• Your objective: Quote, verbatim, all material below, without pictures.
▬▬▬▬▬▬▬▬▬▬
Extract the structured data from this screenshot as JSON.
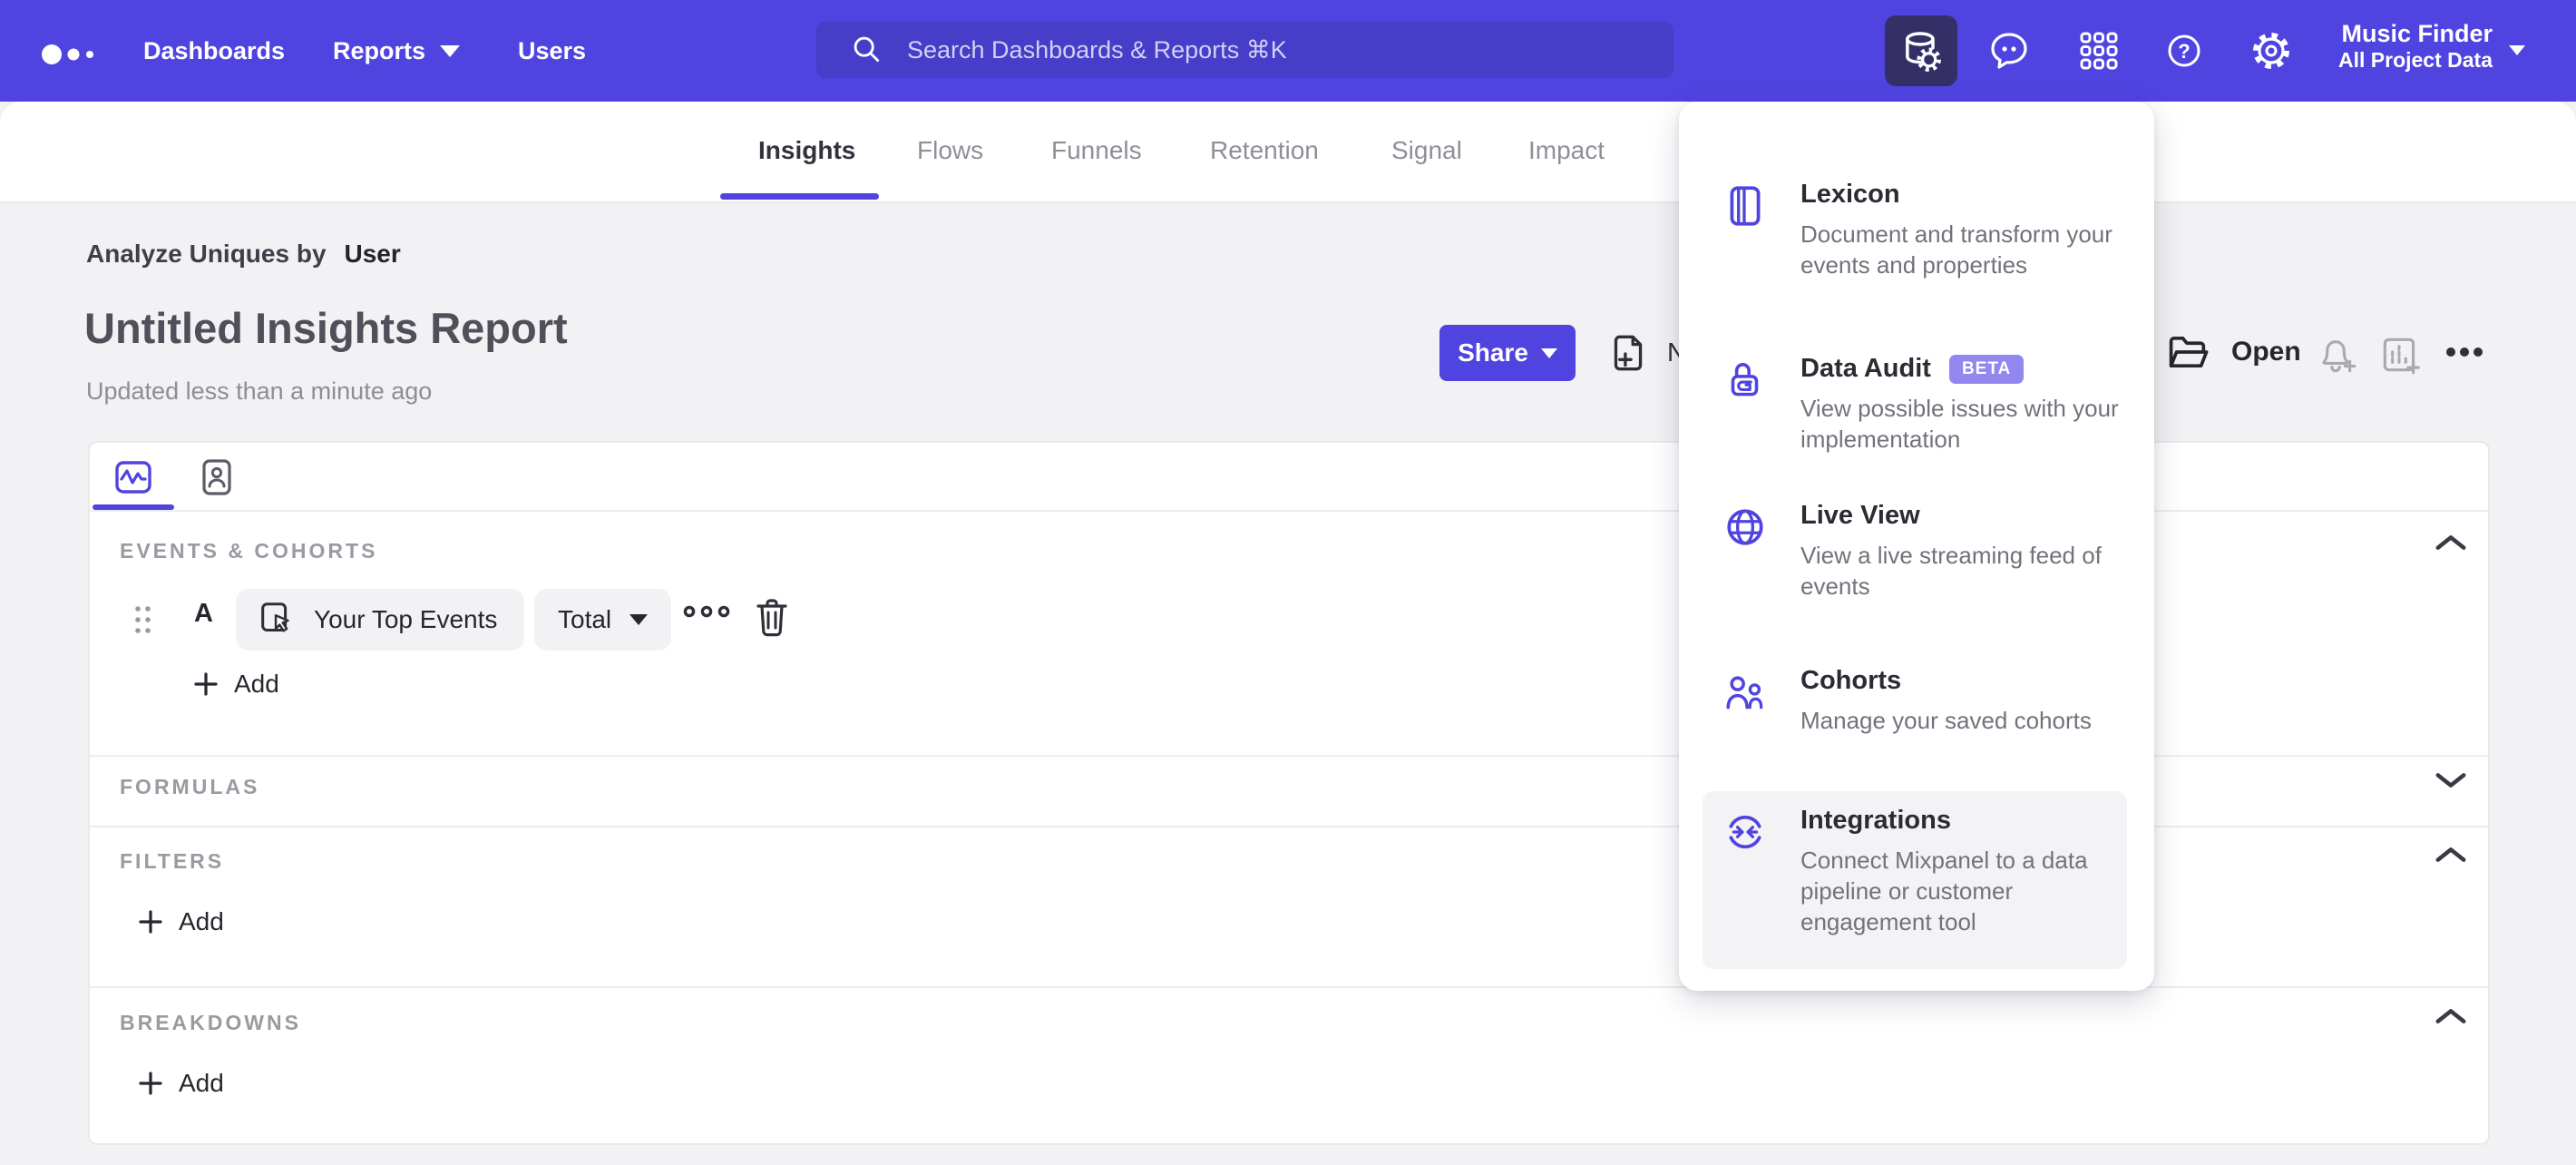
{
  "colors": {
    "accent": "#4f44e0",
    "nav_background": "#4f44e0",
    "search_background": "#463dc8",
    "active_tile_background": "#352f68",
    "beta_badge": "#9287ef",
    "page_background": "#f2f2f4"
  },
  "nav": {
    "items": [
      {
        "label": "Dashboards"
      },
      {
        "label": "Reports"
      },
      {
        "label": "Users"
      }
    ],
    "search": {
      "placeholder": "Search Dashboards & Reports ⌘K"
    },
    "help_glyph": "?",
    "project": {
      "name": "Music Finder",
      "scope": "All Project Data"
    }
  },
  "tabs": {
    "items": [
      {
        "label": "Insights",
        "active": true
      },
      {
        "label": "Flows"
      },
      {
        "label": "Funnels"
      },
      {
        "label": "Retention"
      },
      {
        "label": "Signal"
      },
      {
        "label": "Impact"
      }
    ]
  },
  "report": {
    "analyze_label": "Analyze Uniques by",
    "analyze_value": "User",
    "title": "Untitled Insights Report",
    "updated": "Updated less than a minute ago",
    "share_label": "Share",
    "new_label": "New",
    "open_label": "Open"
  },
  "builder": {
    "events_label": "EVENTS & COHORTS",
    "formulas_label": "FORMULAS",
    "filters_label": "FILTERS",
    "breakdowns_label": "BREAKDOWNS",
    "row": {
      "letter": "A",
      "event": "Your Top Events",
      "metric": "Total"
    },
    "add_label": "Add"
  },
  "menu": {
    "items": [
      {
        "title": "Lexicon",
        "description": "Document and transform your events and properties"
      },
      {
        "title": "Data Audit",
        "badge": "BETA",
        "description": "View possible issues with your implementation"
      },
      {
        "title": "Live View",
        "description": "View a live streaming feed of events"
      },
      {
        "title": "Cohorts",
        "description": "Manage your saved cohorts"
      },
      {
        "title": "Integrations",
        "description": "Connect Mixpanel to a data pipeline or customer engagement tool",
        "highlighted": true
      }
    ]
  }
}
▬▬▬▬▬▬▬▬▬▬
• Solved exercise:
Extract the structured data from this screenshot as JSON.
{
  "colors": {
    "accent": "#4f44e0",
    "nav_background": "#4f44e0",
    "search_background": "#463dc8",
    "active_tile_background": "#352f68",
    "beta_badge": "#9287ef",
    "page_background": "#f2f2f4"
  },
  "nav": {
    "items": [
      {
        "label": "Dashboards"
      },
      {
        "label": "Reports"
      },
      {
        "label": "Users"
      }
    ],
    "search": {
      "placeholder": "Search Dashboards & Reports ⌘K"
    },
    "help_glyph": "?",
    "project": {
      "name": "Music Finder",
      "scope": "All Project Data"
    }
  },
  "tabs": {
    "items": [
      {
        "label": "Insights",
        "active": true
      },
      {
        "label": "Flows"
      },
      {
        "label": "Funnels"
      },
      {
        "label": "Retention"
      },
      {
        "label": "Signal"
      },
      {
        "label": "Impact"
      }
    ]
  },
  "report": {
    "analyze_label": "Analyze Uniques by",
    "analyze_value": "User",
    "title": "Untitled Insights Report",
    "updated": "Updated less than a minute ago",
    "share_label": "Share",
    "new_label": "New",
    "open_label": "Open"
  },
  "builder": {
    "events_label": "EVENTS & COHORTS",
    "formulas_label": "FORMULAS",
    "filters_label": "FILTERS",
    "breakdowns_label": "BREAKDOWNS",
    "row": {
      "letter": "A",
      "event": "Your Top Events",
      "metric": "Total"
    },
    "add_label": "Add"
  },
  "menu": {
    "items": [
      {
        "title": "Lexicon",
        "description": "Document and transform your events and properties"
      },
      {
        "title": "Data Audit",
        "badge": "BETA",
        "description": "View possible issues with your implementation"
      },
      {
        "title": "Live View",
        "description": "View a live streaming feed of events"
      },
      {
        "title": "Cohorts",
        "description": "Manage your saved cohorts"
      },
      {
        "title": "Integrations",
        "description": "Connect Mixpanel to a data pipeline or customer engagement tool",
        "highlighted": true
      }
    ]
  }
}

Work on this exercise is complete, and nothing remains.